Record extracts:
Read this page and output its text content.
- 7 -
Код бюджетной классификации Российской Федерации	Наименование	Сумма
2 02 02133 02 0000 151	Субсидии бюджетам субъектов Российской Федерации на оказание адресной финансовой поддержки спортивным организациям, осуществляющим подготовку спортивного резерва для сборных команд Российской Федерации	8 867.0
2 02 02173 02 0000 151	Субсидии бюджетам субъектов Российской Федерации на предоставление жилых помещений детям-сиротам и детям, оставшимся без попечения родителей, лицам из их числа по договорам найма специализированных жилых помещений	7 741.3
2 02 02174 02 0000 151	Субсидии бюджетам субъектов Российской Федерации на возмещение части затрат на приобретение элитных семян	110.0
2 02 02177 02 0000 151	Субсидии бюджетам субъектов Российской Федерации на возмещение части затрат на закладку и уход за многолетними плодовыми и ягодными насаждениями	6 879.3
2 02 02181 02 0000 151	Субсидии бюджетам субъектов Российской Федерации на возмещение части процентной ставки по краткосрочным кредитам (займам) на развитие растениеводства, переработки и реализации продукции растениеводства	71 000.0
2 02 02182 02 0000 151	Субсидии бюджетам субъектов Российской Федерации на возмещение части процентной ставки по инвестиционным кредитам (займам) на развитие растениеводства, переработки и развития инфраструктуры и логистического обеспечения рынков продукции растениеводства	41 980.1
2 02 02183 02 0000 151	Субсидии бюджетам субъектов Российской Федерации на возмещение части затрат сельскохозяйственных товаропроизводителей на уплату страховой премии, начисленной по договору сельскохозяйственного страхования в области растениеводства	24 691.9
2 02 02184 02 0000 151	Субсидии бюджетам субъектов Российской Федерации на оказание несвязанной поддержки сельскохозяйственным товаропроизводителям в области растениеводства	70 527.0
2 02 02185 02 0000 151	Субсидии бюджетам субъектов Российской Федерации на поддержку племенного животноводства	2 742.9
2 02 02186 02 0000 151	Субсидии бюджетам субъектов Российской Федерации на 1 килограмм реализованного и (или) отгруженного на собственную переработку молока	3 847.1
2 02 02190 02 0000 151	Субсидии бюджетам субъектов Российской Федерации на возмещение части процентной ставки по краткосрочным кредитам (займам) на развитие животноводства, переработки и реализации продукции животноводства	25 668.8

Do this: Everything in the listing above should be restated exactly.

Answer for the task:
Read this page and output its text content.
- 7 -
Код бюджетной классификации Российской Федерации	Наименование	Сумма
2 02 02133 02 0000 151	Субсидии бюджетам субъектов Российской Федерации на оказание адресной финансовой поддержки спортивным организациям, осуществляющим подготовку спортивного резерва для сборных команд Российской Федерации	8 867.0
2 02 02173 02 0000 151	Субсидии бюджетам субъектов Российской Федерации на предоставление жилых помещений детям-сиротам и детям, оставшимся без попечения родителей, лицам из их числа по договорам найма специализированных жилых помещений	7 741.3
2 02 02174 02 0000 151	Субсидии бюджетам субъектов Российской Федерации на возмещение части затрат на приобретение элитных семян	110.0
2 02 02177 02 0000 151	Субсидии бюджетам субъектов Российской Федерации на возмещение части затрат на закладку и уход за многолетними плодовыми и ягодными насаждениями	6 879.3
2 02 02181 02 0000 151	Субсидии бюджетам субъектов Российской Федерации на возмещение части процентной ставки по краткосрочным кредитам (займам) на развитие растениеводства, переработки и реализации продукции растениеводства	71 000.0
2 02 02182 02 0000 151	Субсидии бюджетам субъектов Российской Федерации на возмещение части процентной ставки по инвестиционным кредитам (займам) на развитие растениеводства, переработки и развития инфраструктуры и логистического обеспечения рынков продукции растениеводства	41 980.1
2 02 02183 02 0000 151	Субсидии бюджетам субъектов Российской Федерации на возмещение части затрат сельскохозяйственных товаропроизводителей на уплату страховой премии, начисленной по договору сельскохозяйственного страхования в области растениеводства	24 691.9
2 02 02184 02 0000 151	Субсидии бюджетам субъектов Российской Федерации на оказание несвязанной поддержки сельскохозяйственным товаропроизводителям в области растениеводства	70 527.0
2 02 02185 02 0000 151	Субсидии бюджетам субъектов Российской Федерации на поддержку племенного животноводства	2 742.9
2 02 02186 02 0000 151	Субсидии бюджетам субъектов Российской Федерации на 1 килограмм реализованного и (или) отгруженного на собственную переработку молока	3 847.1
2 02 02190 02 0000 151	Субсидии бюджетам субъектов Российской Федерации на возмещение части процентной ставки по краткосрочным кредитам (займам) на развитие животноводства, переработки и реализации продукции животноводства	25 668.8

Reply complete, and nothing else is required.